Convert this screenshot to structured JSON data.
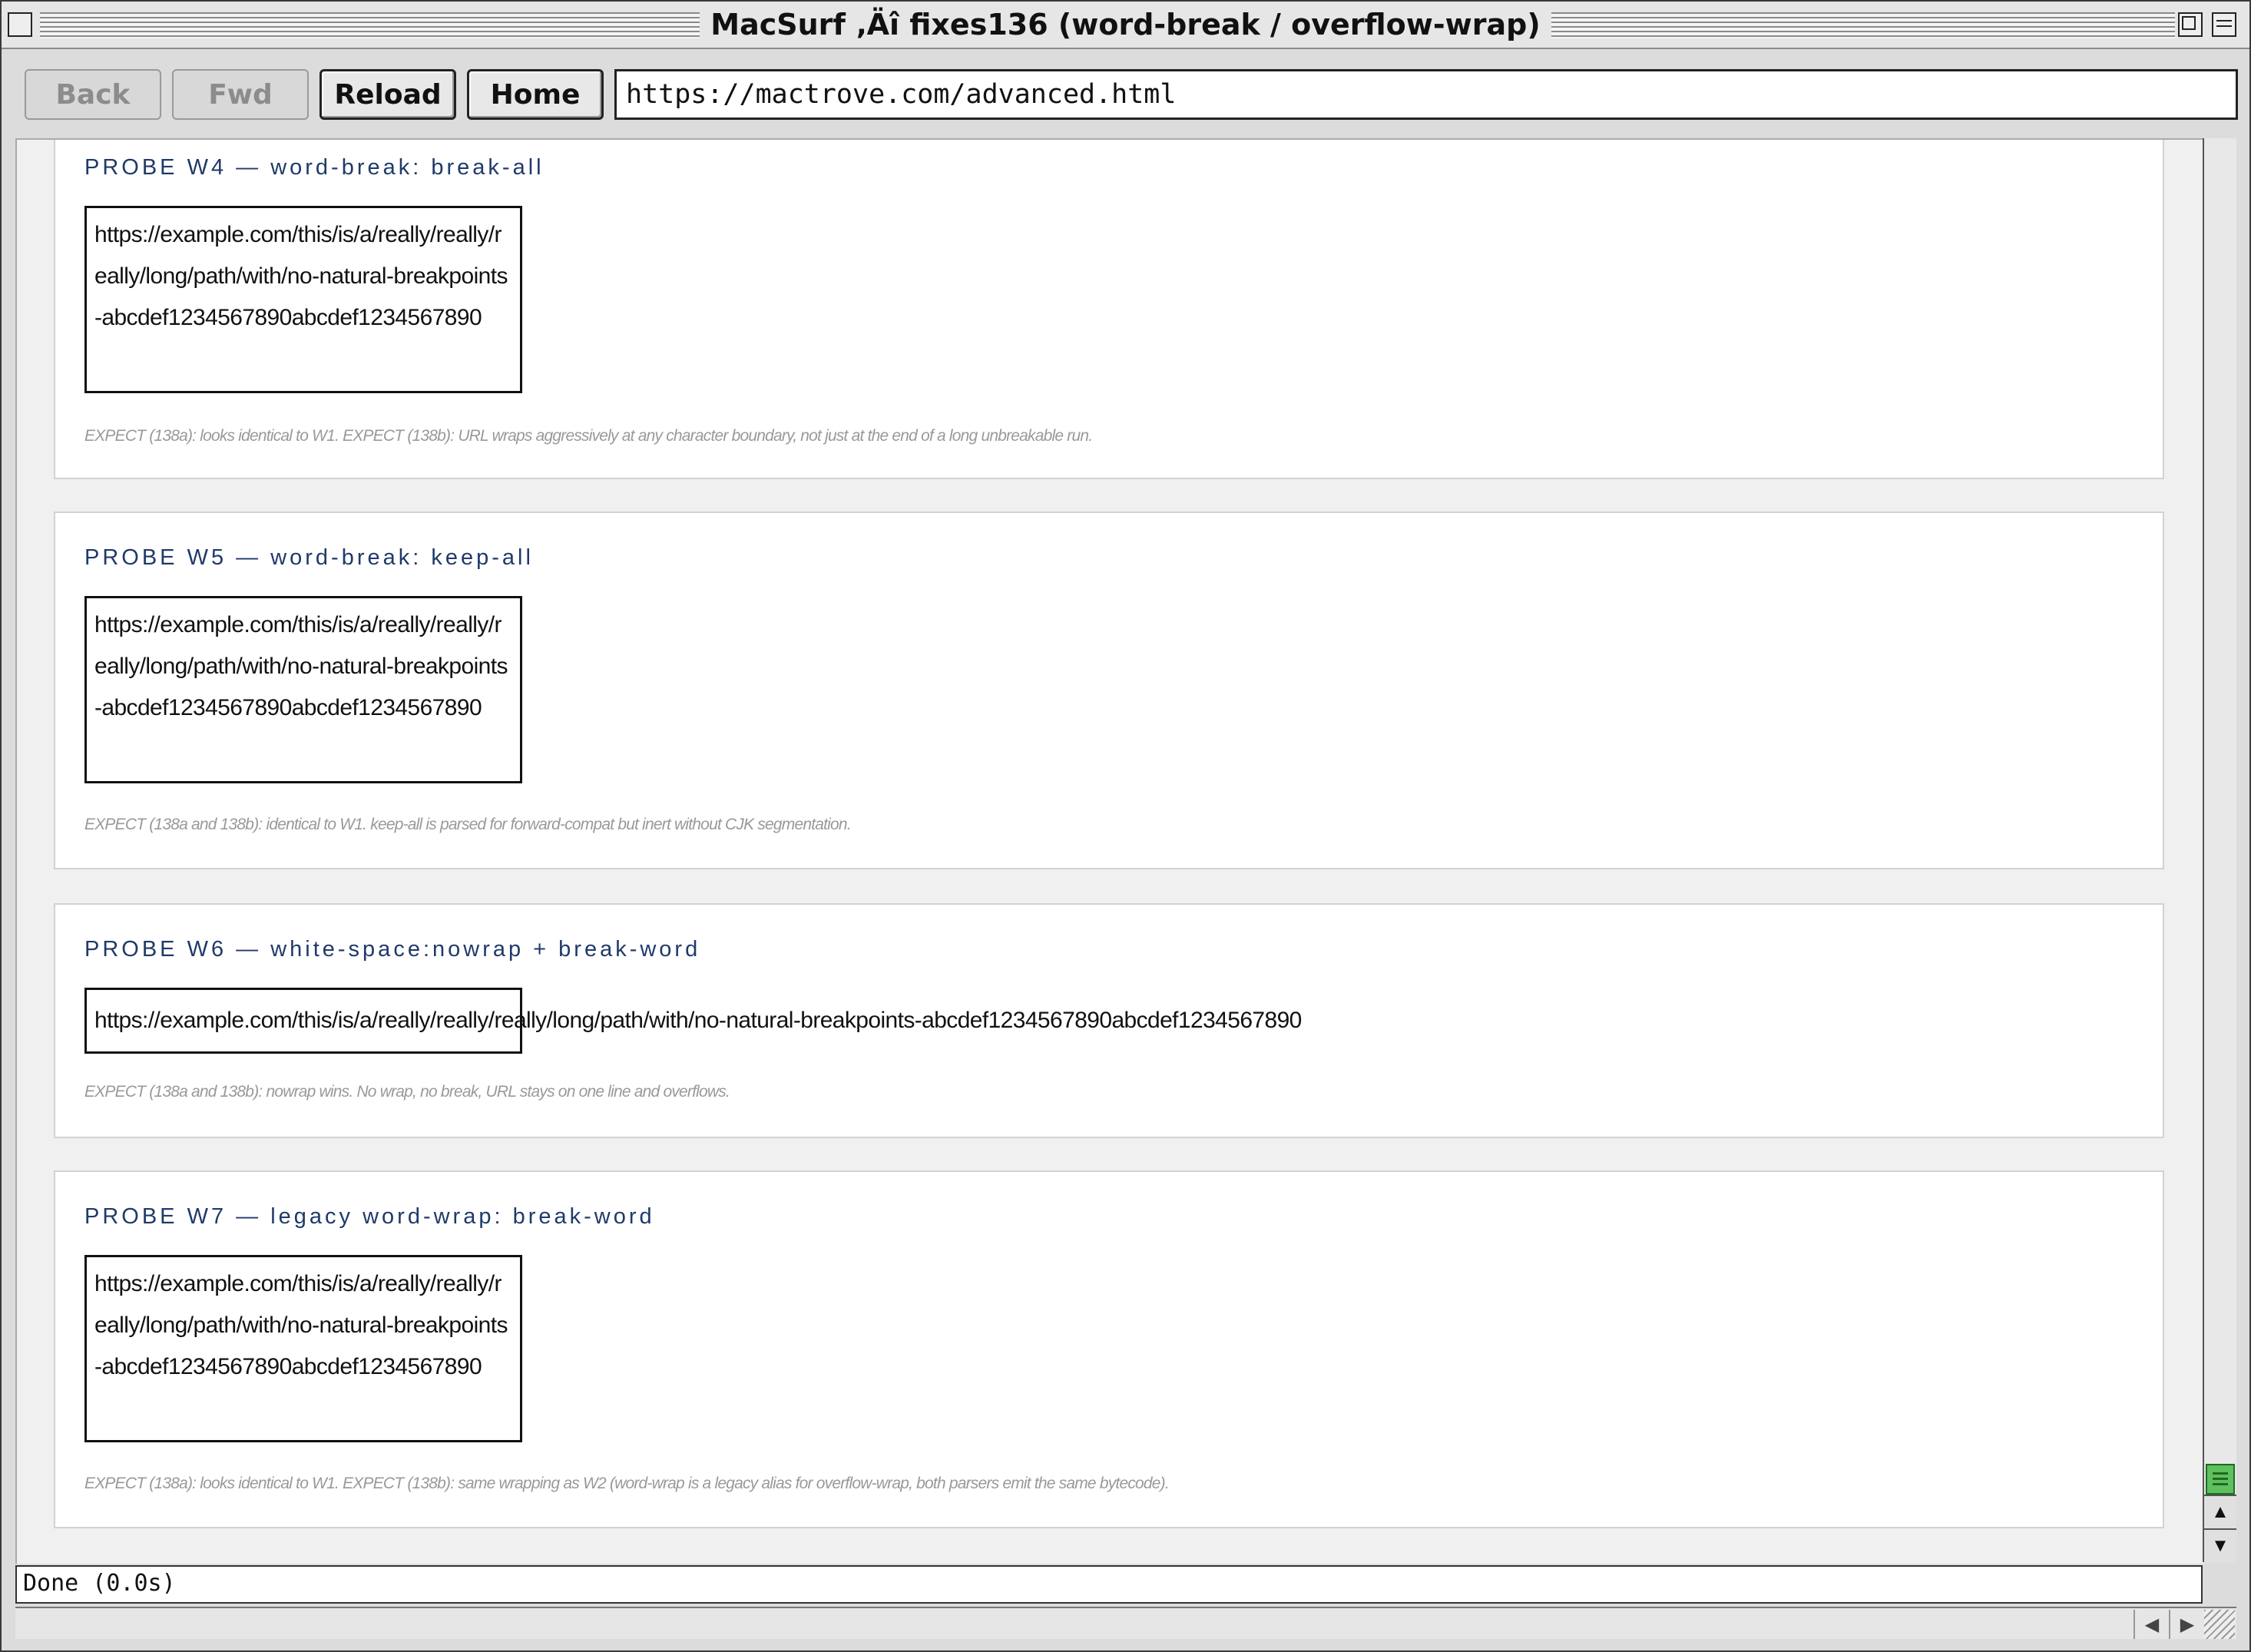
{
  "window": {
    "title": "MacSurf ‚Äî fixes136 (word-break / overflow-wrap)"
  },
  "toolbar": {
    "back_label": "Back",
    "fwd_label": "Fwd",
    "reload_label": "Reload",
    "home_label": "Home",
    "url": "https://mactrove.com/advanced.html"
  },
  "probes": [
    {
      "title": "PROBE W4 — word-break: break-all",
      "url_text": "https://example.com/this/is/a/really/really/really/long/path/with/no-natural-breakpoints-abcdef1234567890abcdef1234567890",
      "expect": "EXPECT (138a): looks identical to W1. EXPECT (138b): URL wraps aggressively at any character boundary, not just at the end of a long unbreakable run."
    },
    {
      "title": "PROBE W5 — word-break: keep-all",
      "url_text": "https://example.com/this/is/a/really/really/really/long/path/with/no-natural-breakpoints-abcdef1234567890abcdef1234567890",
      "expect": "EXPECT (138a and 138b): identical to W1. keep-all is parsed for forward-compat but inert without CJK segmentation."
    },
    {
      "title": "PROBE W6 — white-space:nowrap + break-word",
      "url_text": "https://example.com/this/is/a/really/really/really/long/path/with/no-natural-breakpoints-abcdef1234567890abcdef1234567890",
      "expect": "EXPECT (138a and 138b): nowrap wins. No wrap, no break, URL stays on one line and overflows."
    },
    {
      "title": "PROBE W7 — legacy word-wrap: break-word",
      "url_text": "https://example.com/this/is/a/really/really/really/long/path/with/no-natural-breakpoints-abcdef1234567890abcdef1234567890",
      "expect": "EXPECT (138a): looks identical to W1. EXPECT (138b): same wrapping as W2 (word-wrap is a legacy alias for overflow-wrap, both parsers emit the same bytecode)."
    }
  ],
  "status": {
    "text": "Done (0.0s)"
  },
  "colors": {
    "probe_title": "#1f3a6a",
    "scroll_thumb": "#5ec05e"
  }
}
※
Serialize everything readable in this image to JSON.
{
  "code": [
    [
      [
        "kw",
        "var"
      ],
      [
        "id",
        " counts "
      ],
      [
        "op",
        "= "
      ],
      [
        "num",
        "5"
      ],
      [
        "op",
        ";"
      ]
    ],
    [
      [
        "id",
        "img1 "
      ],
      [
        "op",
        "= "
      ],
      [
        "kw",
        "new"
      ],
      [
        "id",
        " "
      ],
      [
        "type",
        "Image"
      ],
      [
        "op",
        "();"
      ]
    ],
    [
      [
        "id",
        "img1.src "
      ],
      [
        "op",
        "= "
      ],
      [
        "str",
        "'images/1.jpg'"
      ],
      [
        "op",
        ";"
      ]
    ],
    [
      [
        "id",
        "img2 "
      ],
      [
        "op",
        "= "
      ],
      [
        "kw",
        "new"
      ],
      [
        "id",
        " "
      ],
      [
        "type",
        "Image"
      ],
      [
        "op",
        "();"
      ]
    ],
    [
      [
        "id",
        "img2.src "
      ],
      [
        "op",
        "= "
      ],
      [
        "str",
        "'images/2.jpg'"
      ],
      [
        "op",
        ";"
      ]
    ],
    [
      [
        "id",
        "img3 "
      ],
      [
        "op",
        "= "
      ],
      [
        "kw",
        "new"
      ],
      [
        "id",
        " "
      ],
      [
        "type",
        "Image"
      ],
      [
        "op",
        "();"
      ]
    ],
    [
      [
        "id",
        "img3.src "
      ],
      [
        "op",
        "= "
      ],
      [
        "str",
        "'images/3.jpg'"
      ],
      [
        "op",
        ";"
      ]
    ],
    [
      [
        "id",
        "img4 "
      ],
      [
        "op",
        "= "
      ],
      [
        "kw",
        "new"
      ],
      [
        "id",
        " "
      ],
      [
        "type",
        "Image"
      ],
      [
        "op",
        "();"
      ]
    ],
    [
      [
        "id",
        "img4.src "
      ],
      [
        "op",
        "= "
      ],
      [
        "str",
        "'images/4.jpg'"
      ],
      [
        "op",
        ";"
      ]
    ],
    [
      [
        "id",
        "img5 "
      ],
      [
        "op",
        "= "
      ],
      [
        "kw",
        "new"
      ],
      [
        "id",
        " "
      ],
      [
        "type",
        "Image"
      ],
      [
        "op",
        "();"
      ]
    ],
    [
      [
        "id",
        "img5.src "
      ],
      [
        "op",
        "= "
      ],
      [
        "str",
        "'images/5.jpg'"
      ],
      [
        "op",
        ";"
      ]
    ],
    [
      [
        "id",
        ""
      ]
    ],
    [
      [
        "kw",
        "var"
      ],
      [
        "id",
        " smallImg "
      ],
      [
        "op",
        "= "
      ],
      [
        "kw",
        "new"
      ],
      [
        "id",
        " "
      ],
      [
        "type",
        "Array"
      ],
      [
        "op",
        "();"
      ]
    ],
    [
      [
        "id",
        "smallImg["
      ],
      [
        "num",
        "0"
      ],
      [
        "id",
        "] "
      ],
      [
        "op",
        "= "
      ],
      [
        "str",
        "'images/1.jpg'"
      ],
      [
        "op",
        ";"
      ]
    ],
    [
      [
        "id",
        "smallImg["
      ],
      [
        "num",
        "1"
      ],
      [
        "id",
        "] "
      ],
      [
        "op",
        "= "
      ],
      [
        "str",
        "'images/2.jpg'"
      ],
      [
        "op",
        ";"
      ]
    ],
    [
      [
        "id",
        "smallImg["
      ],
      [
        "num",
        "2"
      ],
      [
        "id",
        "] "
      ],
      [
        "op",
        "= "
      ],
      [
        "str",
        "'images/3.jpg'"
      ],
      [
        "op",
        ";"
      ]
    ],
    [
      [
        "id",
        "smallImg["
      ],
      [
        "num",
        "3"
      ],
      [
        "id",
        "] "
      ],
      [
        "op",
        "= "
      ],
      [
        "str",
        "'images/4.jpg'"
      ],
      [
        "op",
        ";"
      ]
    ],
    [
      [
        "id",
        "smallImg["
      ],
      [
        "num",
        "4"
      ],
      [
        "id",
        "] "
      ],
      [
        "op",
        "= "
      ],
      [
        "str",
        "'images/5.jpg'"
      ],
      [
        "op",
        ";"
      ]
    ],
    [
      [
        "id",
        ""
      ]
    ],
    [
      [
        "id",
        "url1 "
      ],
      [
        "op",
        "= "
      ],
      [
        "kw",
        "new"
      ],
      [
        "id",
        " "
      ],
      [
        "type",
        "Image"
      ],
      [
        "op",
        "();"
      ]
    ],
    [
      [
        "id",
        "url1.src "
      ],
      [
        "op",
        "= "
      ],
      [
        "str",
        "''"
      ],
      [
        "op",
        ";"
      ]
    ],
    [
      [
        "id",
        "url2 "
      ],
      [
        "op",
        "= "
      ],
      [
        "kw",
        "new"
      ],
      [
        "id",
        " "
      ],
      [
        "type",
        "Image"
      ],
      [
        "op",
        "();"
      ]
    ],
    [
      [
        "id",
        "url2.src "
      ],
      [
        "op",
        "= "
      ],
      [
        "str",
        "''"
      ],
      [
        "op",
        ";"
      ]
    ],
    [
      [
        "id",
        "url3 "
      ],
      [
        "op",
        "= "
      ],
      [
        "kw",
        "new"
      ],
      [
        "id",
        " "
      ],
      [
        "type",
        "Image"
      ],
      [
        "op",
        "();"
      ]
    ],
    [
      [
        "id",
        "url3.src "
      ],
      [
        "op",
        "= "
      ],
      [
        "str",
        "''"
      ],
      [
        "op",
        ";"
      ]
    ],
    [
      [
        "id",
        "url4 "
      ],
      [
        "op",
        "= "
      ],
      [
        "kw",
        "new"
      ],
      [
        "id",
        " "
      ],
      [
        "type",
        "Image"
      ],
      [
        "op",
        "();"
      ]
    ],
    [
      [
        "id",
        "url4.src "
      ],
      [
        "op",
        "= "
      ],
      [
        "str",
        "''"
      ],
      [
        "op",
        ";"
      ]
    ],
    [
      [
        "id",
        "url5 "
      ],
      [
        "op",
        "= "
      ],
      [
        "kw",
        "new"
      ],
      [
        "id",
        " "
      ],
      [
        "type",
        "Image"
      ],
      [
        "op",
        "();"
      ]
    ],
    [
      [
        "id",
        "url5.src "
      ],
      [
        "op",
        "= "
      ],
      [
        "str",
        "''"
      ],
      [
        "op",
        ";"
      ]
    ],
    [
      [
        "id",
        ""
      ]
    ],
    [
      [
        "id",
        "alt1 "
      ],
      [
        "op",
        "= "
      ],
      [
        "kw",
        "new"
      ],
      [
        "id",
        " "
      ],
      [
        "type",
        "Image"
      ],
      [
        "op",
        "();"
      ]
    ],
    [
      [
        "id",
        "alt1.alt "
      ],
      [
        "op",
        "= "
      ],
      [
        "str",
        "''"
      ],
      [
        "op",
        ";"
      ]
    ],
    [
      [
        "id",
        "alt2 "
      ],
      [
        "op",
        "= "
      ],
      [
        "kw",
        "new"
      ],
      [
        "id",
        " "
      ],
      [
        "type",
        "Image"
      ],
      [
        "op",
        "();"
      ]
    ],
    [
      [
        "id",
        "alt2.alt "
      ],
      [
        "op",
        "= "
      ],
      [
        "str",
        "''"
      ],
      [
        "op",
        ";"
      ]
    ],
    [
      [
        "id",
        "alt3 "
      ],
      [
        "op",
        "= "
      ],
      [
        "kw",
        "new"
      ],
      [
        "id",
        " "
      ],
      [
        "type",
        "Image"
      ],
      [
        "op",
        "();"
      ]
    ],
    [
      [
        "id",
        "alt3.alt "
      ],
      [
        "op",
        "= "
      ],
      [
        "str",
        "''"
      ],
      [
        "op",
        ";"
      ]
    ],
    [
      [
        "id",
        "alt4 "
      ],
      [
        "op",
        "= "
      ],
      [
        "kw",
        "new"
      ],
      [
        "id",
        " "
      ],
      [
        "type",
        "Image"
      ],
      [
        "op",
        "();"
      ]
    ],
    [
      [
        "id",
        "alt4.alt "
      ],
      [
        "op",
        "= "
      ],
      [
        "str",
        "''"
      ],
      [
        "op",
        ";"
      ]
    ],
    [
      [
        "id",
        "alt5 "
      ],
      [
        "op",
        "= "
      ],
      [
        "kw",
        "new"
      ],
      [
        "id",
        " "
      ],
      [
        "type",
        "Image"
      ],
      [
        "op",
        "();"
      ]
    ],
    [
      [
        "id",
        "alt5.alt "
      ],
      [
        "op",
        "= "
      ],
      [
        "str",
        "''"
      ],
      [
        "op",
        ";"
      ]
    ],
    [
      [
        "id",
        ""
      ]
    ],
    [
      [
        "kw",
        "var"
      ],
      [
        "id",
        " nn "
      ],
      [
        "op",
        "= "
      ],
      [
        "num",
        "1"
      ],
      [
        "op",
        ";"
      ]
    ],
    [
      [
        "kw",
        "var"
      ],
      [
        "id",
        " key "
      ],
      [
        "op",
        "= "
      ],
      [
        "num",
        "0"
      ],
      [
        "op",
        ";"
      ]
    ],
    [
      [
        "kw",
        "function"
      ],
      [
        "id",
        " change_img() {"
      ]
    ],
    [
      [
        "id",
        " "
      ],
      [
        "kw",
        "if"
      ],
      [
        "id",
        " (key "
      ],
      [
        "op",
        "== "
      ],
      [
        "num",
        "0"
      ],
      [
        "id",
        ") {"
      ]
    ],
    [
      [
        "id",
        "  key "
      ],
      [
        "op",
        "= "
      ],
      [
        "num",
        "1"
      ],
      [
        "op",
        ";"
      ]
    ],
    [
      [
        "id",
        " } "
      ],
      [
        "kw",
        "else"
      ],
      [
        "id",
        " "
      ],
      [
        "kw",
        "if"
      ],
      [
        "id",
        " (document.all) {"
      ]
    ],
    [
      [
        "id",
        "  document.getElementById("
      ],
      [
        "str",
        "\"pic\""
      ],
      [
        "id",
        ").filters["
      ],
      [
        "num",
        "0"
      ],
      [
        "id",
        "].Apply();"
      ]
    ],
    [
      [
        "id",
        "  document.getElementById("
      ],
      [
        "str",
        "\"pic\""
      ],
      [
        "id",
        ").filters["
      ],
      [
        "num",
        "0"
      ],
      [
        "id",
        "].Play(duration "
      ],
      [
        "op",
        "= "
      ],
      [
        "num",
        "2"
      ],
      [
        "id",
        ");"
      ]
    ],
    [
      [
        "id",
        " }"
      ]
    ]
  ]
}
※
In the records above, find each line holding "legacy" and copy it.

      "title": "PROBE W7 — legacy word-wrap: break-word",
      "expect": "EXPECT (138a): looks identical to W1. EXPECT (138b): same wrapping as W2 (word-wrap is a legacy alias for overflow-wrap, both parsers emit the same bytecode)."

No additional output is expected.